■ What is asked
Take every line from the material that has the word "парентерально" in it.

****************************************

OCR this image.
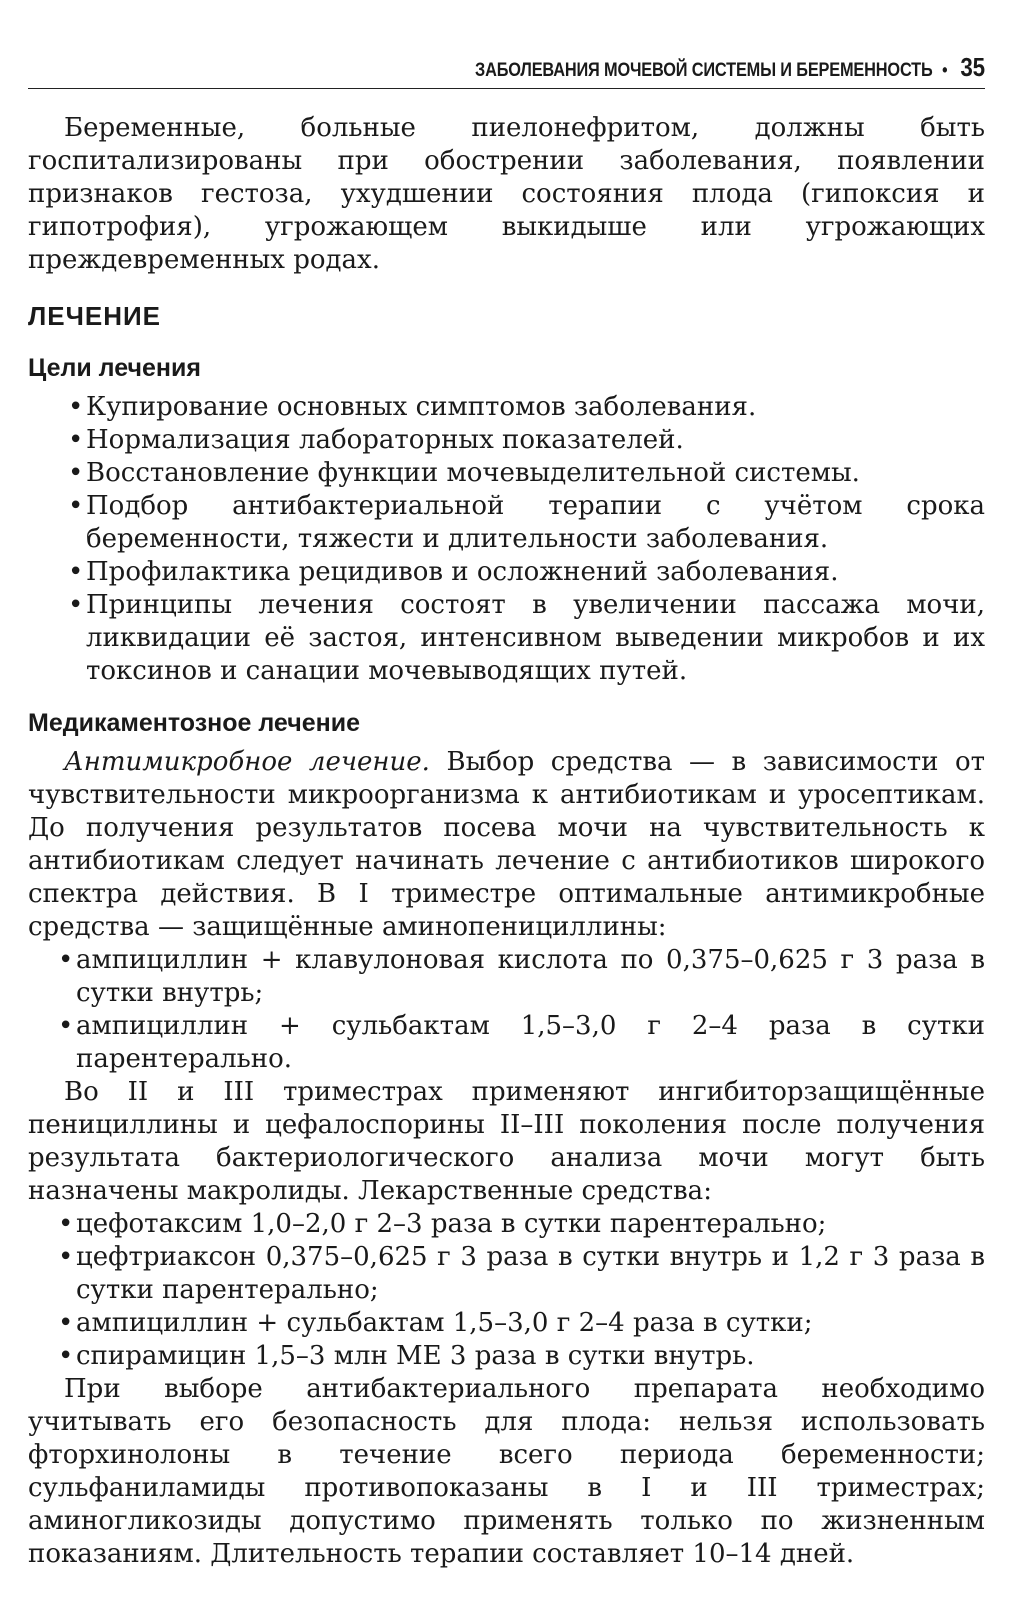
ЗАБОЛЕВАНИЯ МОЧЕВОЙ СИСТЕМЫ И БЕРЕМЕННОСТЬ • 35

Беременные, больные пиелонефритом, должны быть госпитализированы при обострении заболевания, появлении признаков гестоза, ухудшении состояния плода (гипоксия и гипотрофия), угрожающем выкидыше или угрожающих преждевременных родах.

ЛЕЧЕНИЕ
Цели лечения
• Купирование основных симптомов заболевания.
• Нормализация лабораторных показателей.
• Восстановление функции мочевыделительной системы.
• Подбор антибактериальной терапии с учётом срока беременности, тяжести и длительности заболевания.
• Профилактика рецидивов и осложнений заболевания.
• Принципы лечения состоят в увеличении пассажа мочи, ликвидации её застоя, интенсивном выведении микробов и их токсинов и санации мочевыводящих путей.
Медикаментозное лечение

Антимикробное лечение. Выбор средства — в зависимости от чувствительности микроорганизма к антибиотикам и уросептикам. До получения результатов посева мочи на чувствительность к антибиотикам следует начинать лечение с антибиотиков широкого спектра действия. В I триместре оптимальные антимикробные средства — защищённые аминопенициллины:

• ампициллин + клавулоновая кислота по 0,375–0,625 г 3 раза в сутки внутрь;
• ампициллин + сульбактам 1,5–3,0 г 2–4 раза в сутки парентерально.

Во II и III триместрах применяют ингибиторзащищённые пенициллины и цефалоспорины II–III поколения после получения результата бактериологического анализа мочи могут быть назначены макролиды. Лекарственные средства:

• цефотаксим 1,0–2,0 г 2–3 раза в сутки парентерально;
• цефтриаксон 0,375–0,625 г 3 раза в сутки внутрь и 1,2 г 3 раза в сутки парентерально;
• ампициллин + сульбактам 1,5–3,0 г 2–4 раза в сутки;
• спирамицин 1,5–3 млн МЕ 3 раза в сутки внутрь.

При выборе антибактериального препарата необходимо учитывать его безопасность для плода: нельзя использовать фторхинолоны в течение всего периода беременности; сульфаниламиды противопоказаны в I и III триместрах; аминогликозиды допустимо применять только по жизненным показаниям. Длительность терапии составляет 10–14 дней.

****************************************

■ Task response
• ампициллин + сульбактам 1,5–3,0 г 2–4 раза в сутки парентерально.
• цефотаксим 1,0–2,0 г 2–3 раза в сутки парентерально;
• цефтриаксон 0,375–0,625 г 3 раза в сутки внутрь и 1,2 г 3 раза в сутки парентерально;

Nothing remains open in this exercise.